# START OF DATASET ENTRIES

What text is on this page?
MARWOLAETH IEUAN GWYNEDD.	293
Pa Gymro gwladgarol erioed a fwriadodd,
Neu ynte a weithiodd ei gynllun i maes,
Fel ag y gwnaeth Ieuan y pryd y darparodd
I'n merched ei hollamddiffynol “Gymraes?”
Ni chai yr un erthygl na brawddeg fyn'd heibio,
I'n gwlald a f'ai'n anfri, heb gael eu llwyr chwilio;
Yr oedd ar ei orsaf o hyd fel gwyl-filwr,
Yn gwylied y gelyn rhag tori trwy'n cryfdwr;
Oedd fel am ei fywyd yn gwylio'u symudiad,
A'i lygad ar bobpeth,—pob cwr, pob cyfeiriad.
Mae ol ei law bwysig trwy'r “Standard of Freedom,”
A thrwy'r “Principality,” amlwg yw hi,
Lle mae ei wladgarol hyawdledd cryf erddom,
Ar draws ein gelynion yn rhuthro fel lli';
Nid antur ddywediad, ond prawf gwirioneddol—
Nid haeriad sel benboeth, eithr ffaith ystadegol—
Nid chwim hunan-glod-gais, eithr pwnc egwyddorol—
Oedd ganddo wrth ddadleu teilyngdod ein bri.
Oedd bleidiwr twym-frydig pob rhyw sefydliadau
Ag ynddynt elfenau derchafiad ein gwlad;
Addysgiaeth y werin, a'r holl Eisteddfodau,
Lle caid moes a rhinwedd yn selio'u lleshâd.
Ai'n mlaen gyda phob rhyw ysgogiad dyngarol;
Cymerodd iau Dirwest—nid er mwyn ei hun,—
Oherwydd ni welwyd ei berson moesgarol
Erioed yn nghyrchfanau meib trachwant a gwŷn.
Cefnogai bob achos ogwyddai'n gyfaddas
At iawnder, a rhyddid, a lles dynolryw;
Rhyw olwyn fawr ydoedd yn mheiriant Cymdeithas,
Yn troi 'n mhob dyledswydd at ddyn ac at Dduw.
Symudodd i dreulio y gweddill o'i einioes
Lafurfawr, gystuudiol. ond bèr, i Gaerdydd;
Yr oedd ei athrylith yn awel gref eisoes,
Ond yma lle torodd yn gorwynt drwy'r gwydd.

# END OF DATASET ENTRIES

◆ PROBLEM STATEMENT
Where a line holds "trwy", copy it out.

◆ OUTPUT FOR THIS EXERCISE
Yn gwylied y gelyn rhag tori trwy'n cryfdwr;
Mae ol ei law bwysig trwy'r “Standard of Freedom,”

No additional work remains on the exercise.